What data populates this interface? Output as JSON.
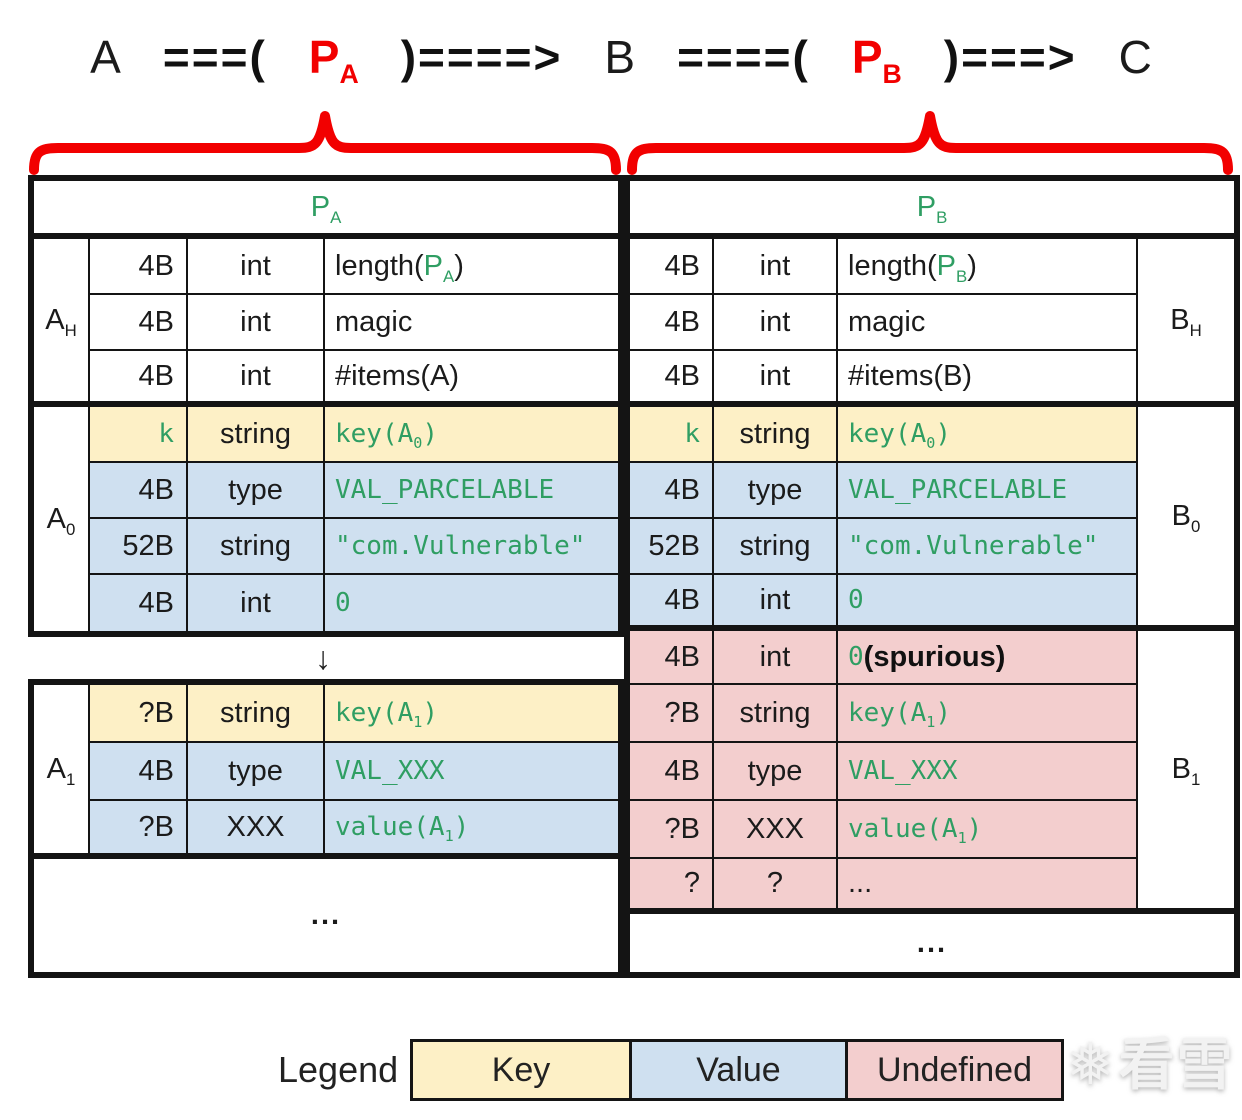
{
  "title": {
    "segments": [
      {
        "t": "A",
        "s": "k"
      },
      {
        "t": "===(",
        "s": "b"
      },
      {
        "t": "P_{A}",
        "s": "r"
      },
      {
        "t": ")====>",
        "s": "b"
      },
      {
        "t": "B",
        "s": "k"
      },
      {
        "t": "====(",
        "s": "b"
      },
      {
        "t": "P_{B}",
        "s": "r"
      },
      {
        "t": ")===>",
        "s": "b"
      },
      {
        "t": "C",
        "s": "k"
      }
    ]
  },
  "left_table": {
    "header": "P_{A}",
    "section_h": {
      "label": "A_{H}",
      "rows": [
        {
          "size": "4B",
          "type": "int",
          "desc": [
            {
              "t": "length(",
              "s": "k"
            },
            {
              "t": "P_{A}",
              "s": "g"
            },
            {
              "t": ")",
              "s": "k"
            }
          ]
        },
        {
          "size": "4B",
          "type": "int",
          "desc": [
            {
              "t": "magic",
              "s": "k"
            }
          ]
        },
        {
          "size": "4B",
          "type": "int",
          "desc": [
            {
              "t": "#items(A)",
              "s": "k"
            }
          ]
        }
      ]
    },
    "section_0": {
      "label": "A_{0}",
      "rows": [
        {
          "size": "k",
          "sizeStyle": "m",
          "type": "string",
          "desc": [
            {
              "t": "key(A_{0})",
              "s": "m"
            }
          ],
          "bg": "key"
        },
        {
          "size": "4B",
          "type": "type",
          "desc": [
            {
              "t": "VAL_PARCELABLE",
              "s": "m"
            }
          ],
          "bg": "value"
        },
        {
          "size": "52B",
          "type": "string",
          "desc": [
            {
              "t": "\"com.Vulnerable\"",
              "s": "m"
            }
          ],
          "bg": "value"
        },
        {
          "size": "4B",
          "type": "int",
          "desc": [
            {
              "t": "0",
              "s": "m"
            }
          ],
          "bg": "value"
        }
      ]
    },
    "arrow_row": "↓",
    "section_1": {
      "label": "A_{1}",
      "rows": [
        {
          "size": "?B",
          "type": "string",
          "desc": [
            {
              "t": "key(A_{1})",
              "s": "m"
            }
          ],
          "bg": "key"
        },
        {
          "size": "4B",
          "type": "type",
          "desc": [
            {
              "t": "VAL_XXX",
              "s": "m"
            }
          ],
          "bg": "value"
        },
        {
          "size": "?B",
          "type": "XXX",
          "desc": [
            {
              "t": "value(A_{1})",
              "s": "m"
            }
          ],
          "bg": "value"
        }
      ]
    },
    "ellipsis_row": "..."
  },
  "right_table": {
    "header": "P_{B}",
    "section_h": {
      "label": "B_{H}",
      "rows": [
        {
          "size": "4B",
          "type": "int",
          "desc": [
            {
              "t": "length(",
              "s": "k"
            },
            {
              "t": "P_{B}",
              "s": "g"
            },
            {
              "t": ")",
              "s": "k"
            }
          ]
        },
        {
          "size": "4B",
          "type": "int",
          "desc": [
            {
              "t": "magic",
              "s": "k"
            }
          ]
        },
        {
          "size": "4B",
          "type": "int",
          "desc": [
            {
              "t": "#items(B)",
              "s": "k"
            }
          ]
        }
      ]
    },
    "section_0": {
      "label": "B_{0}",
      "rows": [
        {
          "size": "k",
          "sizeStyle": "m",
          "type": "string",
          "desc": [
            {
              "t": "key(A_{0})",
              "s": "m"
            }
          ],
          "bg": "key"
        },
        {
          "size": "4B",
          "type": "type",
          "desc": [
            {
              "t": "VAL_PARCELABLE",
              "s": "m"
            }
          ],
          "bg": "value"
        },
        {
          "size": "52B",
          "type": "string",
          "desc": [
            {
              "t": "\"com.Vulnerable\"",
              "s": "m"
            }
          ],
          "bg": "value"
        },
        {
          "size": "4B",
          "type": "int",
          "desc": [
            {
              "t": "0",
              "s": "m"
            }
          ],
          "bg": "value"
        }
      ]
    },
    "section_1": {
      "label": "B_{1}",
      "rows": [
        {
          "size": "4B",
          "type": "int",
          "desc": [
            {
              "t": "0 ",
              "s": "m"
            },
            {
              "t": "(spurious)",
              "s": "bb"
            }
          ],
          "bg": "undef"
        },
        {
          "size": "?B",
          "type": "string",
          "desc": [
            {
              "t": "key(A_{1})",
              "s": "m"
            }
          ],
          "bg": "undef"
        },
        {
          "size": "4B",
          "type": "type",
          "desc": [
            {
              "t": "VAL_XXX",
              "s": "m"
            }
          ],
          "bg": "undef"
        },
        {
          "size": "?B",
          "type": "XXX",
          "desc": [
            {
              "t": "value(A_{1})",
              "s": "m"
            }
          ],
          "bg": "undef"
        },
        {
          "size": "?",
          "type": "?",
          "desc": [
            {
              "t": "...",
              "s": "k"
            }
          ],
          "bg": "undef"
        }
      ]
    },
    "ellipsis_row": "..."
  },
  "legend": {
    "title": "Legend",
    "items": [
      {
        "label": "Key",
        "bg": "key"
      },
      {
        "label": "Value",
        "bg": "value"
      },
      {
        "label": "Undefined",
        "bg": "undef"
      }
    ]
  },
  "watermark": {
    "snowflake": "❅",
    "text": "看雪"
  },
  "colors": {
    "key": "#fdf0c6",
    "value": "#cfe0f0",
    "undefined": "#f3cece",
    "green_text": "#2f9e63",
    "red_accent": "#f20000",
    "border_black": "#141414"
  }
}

* * * * *

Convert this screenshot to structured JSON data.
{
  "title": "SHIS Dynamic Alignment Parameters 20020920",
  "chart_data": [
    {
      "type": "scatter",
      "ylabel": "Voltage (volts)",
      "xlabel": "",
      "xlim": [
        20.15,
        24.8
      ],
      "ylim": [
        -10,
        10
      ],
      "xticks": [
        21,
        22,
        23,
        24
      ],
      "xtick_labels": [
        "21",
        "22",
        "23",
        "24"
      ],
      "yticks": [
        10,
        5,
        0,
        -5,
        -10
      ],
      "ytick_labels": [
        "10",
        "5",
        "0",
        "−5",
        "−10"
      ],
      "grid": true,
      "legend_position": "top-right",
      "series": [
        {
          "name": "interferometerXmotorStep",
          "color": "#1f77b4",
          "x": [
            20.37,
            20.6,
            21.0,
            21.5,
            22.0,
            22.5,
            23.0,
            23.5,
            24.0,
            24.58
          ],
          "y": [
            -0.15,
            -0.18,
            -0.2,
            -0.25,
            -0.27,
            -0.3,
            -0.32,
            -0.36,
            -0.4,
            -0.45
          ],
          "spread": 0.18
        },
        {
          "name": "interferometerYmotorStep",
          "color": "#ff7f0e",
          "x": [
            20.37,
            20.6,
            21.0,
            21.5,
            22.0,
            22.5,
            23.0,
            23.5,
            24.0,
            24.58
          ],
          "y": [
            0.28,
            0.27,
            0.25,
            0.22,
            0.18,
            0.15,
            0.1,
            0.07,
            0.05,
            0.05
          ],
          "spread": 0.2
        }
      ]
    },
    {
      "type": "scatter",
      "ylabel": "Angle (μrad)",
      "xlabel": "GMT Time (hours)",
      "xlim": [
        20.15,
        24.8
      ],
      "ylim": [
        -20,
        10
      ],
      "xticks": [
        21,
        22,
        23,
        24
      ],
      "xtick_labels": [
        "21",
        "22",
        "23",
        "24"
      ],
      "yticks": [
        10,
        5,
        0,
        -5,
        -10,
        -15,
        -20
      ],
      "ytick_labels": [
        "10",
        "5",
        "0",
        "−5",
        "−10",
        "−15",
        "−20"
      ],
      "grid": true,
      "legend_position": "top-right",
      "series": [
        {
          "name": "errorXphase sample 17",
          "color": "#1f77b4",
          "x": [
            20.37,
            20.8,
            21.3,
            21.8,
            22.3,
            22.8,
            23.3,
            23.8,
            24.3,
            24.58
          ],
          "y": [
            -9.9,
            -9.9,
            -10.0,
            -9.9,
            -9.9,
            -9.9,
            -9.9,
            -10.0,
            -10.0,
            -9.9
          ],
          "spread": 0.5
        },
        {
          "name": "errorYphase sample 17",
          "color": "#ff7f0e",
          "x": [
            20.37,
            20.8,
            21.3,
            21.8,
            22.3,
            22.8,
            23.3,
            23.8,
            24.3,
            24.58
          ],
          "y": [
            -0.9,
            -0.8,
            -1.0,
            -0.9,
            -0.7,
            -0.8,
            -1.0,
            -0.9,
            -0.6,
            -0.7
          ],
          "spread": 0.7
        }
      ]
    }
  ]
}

* * * * *

**THE EXERCISE**
Copy out each line of the records that holds the string "spread".

**RESULT OF THE EXERCISE**
          "spread": 0.18
          "spread": 0.2
          "spread": 0.5
          "spread": 0.7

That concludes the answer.